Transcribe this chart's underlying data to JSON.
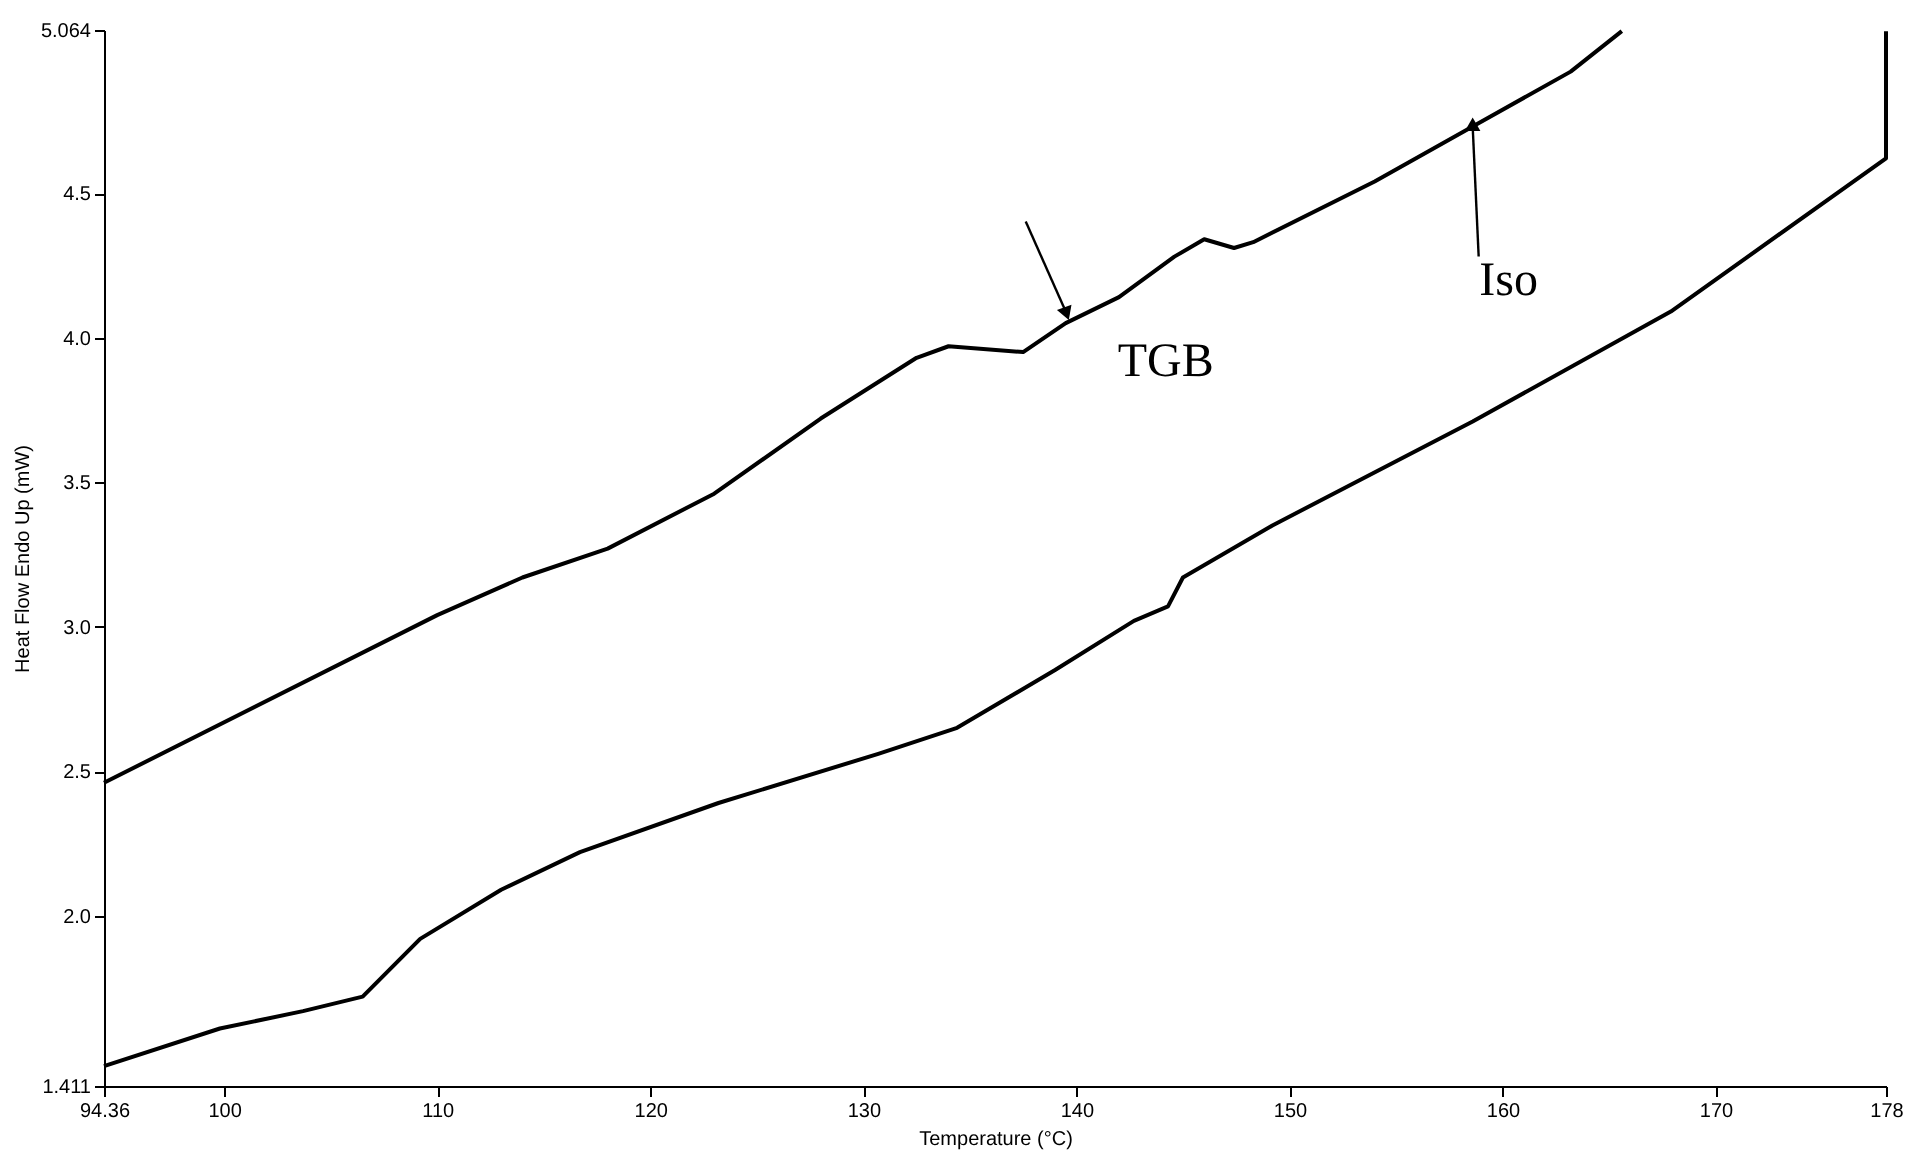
{
  "chart_data": {
    "type": "line",
    "xlabel": "Temperature (°C)",
    "ylabel": "Heat Flow Endo Up (mW)",
    "xlim": [
      94.36,
      178
    ],
    "xticks": [
      94.36,
      100,
      110,
      120,
      130,
      140,
      150,
      160,
      170,
      178
    ],
    "ylim": [
      1.411,
      5.064
    ],
    "yticks": [
      1.411,
      {
        "value": 2,
        "label": "2.0"
      },
      2.5,
      {
        "value": 3,
        "label": "3.0"
      },
      3.5,
      {
        "value": 4,
        "label": "4.0"
      },
      4.5,
      5.064
    ],
    "grid": false,
    "marker": "none",
    "line_style": "solid",
    "series": [
      {
        "color": "#000000",
        "x": [
          94.36,
          110,
          114,
          118,
          123,
          128,
          132.5,
          134,
          137.5,
          139.5,
          142,
          144.6,
          146,
          147.4,
          148.3,
          154,
          158.6,
          163.2,
          165.6
        ],
        "values": [
          2.46,
          3.04,
          3.17,
          3.27,
          3.46,
          3.72,
          3.93,
          3.97,
          3.95,
          4.05,
          4.14,
          4.28,
          4.34,
          4.31,
          4.33,
          4.54,
          4.73,
          4.92,
          5.06
        ]
      },
      {
        "color": "#000000",
        "x": [
          94.36,
          99.8,
          103.7,
          106.5,
          109.2,
          113,
          116.7,
          123.2,
          130.7,
          134.4,
          139,
          142.7,
          144.3,
          145,
          149.2,
          158.6,
          167.9,
          178,
          178
        ],
        "values": [
          1.48,
          1.61,
          1.67,
          1.72,
          1.92,
          2.09,
          2.22,
          2.39,
          2.56,
          2.65,
          2.85,
          3.02,
          3.07,
          3.17,
          3.35,
          3.71,
          4.09,
          4.62,
          5.06
        ]
      }
    ],
    "annotations": [
      {
        "text": "TGB",
        "x": 139.5,
        "y": 4.09
      },
      {
        "text": "Iso",
        "x": 158.6,
        "y": 4.73
      }
    ]
  }
}
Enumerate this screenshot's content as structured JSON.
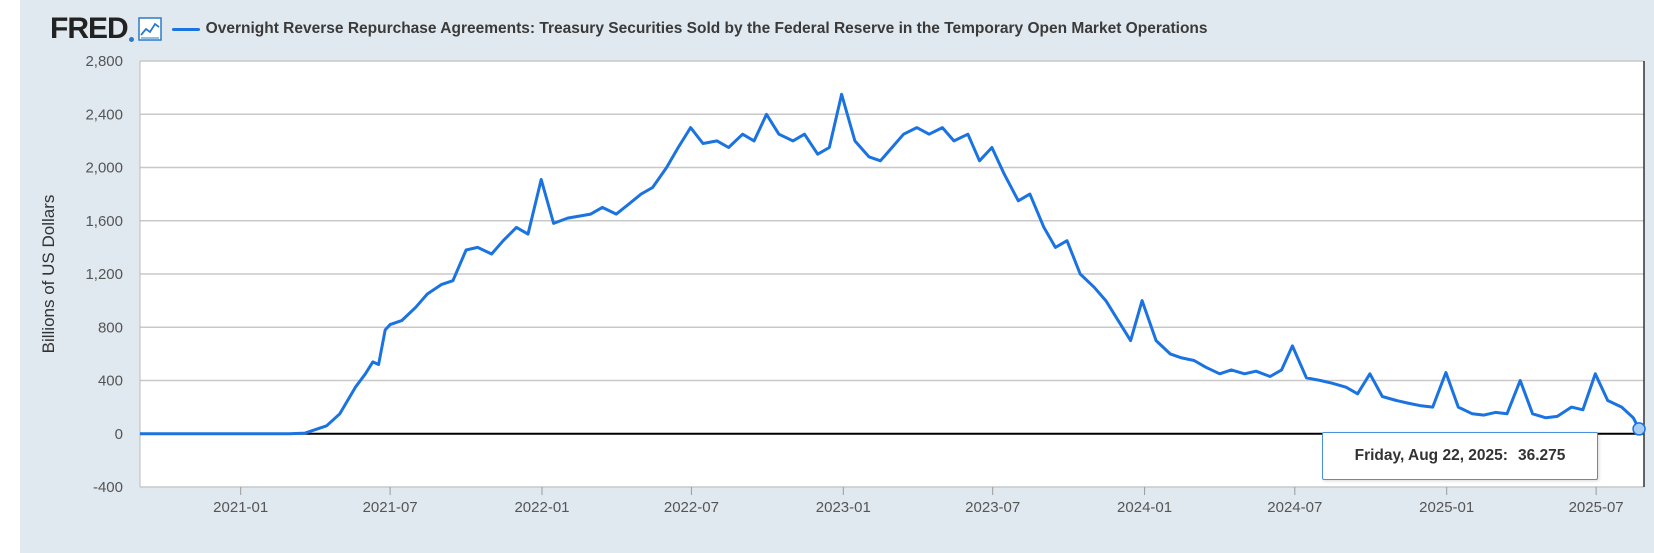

**********

▶ [Exercise directions]: Keep the pictures out of the copy and write out the data exactly as it stands.

▶ [Written answer]:
Transcribe this chart's underlying data to JSON.
{
  "chart_data": {
    "type": "line",
    "xlabel": "Temperature (°C)",
    "ylabel": "Heat Flow Endo Up (mW)",
    "xlim": [
      94.36,
      178
    ],
    "xticks": [
      94.36,
      100,
      110,
      120,
      130,
      140,
      150,
      160,
      170,
      178
    ],
    "ylim": [
      1.411,
      5.064
    ],
    "yticks": [
      1.411,
      {
        "value": 2,
        "label": "2.0"
      },
      2.5,
      {
        "value": 3,
        "label": "3.0"
      },
      3.5,
      {
        "value": 4,
        "label": "4.0"
      },
      4.5,
      5.064
    ],
    "grid": false,
    "marker": "none",
    "line_style": "solid",
    "series": [
      {
        "color": "#000000",
        "x": [
          94.36,
          110,
          114,
          118,
          123,
          128,
          132.5,
          134,
          137.5,
          139.5,
          142,
          144.6,
          146,
          147.4,
          148.3,
          154,
          158.6,
          163.2,
          165.6
        ],
        "values": [
          2.46,
          3.04,
          3.17,
          3.27,
          3.46,
          3.72,
          3.93,
          3.97,
          3.95,
          4.05,
          4.14,
          4.28,
          4.34,
          4.31,
          4.33,
          4.54,
          4.73,
          4.92,
          5.06
        ]
      },
      {
        "color": "#000000",
        "x": [
          94.36,
          99.8,
          103.7,
          106.5,
          109.2,
          113,
          116.7,
          123.2,
          130.7,
          134.4,
          139,
          142.7,
          144.3,
          145,
          149.2,
          158.6,
          167.9,
          178,
          178
        ],
        "values": [
          1.48,
          1.61,
          1.67,
          1.72,
          1.92,
          2.09,
          2.22,
          2.39,
          2.56,
          2.65,
          2.85,
          3.02,
          3.07,
          3.17,
          3.35,
          3.71,
          4.09,
          4.62,
          5.06
        ]
      }
    ],
    "annotations": [
      {
        "text": "TGB",
        "x": 139.5,
        "y": 4.09
      },
      {
        "text": "Iso",
        "x": 158.6,
        "y": 4.73
      }
    ]
  }
}
Enumerate this screenshot's content as structured JSON.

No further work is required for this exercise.